> _PASSAGE PROVIDED_:

<<<<

U.S. Agriculture: Pricing Itself Out Of International Markets? Politicians like to tell U.S. farmers they're the most productive and efficient in the world when competing on a level playing field. But this is dangerous and misleading. Moreover, it is not conducive to sound policy.
Brazil, for example, has become very competitive in world soybean production.It has taken tropical soils long thought to be unproductive and is using lime and fertilizer to produce very competitive soybean yields. And the area with these soils is huge - millions and millions of acres. Brazil is a large country - compared to the continental U.S., it is larger "by a Texas."
In addition, Brazil has developed a first-class national agricultural research system. That system has been used to develop soybean varieties adapted to tropical soils and conditions, and no one else in the world has done this. But Brazil is not the only country with tropical soils capable of high soybean yields.Very similar soils are scattered throughout sub-Sahara Africa and in Colombia.
The U.S. is still more efficient than Brazil at keeping soybean operating costs low. But when you factor in land costs, the competition is a lot tougher. The value of current subsidies is capitalized into the value of land. This drives total production costs up, with the danger that the U.S. will price itself out of the market.

>>>>

Data items

<<<<

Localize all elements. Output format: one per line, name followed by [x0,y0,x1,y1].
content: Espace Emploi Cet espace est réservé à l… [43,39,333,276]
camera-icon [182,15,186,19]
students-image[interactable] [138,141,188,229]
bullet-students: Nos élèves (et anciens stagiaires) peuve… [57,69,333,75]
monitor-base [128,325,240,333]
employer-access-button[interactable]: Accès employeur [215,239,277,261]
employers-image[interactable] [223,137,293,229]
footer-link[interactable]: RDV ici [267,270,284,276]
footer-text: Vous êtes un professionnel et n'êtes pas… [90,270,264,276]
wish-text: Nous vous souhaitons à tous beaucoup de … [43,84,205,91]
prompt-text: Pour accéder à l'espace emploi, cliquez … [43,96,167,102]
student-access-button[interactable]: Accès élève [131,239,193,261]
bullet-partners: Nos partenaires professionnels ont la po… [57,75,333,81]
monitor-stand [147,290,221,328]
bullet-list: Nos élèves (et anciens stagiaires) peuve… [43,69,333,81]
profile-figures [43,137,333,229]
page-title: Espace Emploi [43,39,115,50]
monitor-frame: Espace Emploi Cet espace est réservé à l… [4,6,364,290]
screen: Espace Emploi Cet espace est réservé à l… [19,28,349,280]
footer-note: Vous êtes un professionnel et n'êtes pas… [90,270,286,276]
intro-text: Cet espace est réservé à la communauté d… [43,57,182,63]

>>>>

> _EXERCISE SET_:
**A.** Extract the section of the passage on U.S. agriculture from "In addition, Brazil" to "of the market.", word for word.
**B.** List every country named in the passage on U.S. agriculture, in the order each first appears.
The items have no connection to the passage on U.S. agriculture.

> _PROBLEM SOLUTIONS_:
**A.**
In addition, Brazil has developed a first-class national agricultural research system. That system has been used to develop soybean varieties adapted to tropical soils and conditions, and no one else in the world has done this. But Brazil is not the only country with tropical soils capable of high soybean yields.Very similar soils are scattered throughout sub-Sahara Africa and in Colombia.
The U.S. is still more efficient than Brazil at keeping soybean operating costs low. But when you factor in land costs, the competition is a lot tougher. The value of current subsidies is capitalized into the value of land. This drives total production costs up, with the danger that the U.S. will price itself out of the market.

**B.** U.S., Brazil, Colombia